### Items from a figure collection
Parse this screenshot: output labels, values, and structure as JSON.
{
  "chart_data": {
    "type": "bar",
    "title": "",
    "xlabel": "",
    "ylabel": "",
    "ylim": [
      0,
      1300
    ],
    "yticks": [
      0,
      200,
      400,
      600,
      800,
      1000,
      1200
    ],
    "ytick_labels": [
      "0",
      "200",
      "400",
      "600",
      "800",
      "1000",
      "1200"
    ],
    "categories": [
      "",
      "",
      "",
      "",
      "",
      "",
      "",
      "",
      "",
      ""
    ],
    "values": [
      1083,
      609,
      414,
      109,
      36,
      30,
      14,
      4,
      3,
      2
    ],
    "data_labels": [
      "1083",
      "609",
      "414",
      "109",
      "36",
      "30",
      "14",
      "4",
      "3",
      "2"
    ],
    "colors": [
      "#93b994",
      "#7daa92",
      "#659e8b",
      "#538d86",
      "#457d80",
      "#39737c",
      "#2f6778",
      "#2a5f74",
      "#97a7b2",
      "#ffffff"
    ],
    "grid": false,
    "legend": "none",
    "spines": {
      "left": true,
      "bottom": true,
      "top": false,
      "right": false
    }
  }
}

==

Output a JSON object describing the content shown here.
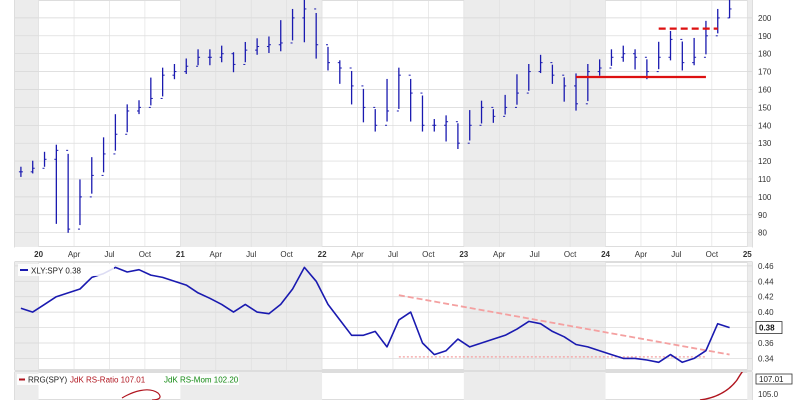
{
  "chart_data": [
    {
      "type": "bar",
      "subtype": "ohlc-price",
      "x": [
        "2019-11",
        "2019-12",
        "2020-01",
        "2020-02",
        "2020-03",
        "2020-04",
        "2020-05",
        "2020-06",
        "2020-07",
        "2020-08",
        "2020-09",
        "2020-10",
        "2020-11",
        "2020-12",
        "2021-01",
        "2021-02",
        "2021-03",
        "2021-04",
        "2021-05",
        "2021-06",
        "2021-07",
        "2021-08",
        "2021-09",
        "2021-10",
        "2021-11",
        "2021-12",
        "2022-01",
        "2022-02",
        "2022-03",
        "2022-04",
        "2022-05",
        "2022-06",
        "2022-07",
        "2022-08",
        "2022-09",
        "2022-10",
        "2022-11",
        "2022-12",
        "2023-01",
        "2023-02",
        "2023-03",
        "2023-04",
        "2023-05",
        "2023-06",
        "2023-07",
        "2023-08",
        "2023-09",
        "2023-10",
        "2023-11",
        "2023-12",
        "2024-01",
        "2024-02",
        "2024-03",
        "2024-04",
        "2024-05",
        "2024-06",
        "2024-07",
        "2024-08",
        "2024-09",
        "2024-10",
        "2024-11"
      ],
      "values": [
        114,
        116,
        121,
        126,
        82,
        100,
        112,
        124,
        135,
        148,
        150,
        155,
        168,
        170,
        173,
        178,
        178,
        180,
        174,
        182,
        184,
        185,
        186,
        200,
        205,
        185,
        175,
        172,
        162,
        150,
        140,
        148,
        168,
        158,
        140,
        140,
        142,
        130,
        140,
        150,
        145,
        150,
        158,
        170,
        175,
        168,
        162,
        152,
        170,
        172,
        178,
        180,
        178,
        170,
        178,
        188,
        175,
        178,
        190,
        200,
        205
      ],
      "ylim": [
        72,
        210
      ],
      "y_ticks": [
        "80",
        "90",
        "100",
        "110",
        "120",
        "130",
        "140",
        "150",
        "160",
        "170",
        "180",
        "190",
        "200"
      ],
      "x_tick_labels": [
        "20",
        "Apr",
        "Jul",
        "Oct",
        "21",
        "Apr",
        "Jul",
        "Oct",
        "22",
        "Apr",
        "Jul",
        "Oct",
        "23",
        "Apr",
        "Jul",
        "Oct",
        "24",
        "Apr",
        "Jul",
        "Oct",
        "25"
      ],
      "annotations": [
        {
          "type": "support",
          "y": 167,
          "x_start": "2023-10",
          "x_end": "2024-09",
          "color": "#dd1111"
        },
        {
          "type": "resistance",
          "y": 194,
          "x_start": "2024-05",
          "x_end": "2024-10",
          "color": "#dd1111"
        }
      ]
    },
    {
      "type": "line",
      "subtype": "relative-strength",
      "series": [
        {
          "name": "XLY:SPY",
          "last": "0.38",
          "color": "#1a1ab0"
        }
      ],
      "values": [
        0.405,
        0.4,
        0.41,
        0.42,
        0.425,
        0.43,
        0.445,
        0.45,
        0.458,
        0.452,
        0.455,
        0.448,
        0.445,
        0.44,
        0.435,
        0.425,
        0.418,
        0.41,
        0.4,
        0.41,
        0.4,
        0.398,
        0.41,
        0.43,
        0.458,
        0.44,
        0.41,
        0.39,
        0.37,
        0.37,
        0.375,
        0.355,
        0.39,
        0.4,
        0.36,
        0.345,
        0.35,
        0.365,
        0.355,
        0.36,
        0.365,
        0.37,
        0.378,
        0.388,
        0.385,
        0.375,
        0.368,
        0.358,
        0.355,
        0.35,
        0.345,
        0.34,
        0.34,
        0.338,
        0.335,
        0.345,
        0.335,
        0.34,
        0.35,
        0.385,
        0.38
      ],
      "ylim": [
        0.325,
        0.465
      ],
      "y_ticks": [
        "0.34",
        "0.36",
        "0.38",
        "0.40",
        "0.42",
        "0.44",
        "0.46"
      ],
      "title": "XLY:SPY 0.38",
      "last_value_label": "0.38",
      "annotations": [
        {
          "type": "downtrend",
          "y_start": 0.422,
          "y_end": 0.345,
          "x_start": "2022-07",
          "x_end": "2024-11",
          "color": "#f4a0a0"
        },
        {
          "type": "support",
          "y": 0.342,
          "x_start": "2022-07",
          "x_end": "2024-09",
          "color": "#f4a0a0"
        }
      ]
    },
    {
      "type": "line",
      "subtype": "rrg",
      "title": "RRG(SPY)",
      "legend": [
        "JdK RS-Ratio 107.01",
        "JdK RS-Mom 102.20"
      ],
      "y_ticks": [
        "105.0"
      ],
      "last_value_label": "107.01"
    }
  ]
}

### To be done
Return every line containing "title".

### Expected answer
    "title": "",
      "title": "XLY:SPY 0.38",
      "title": "RRG(SPY)",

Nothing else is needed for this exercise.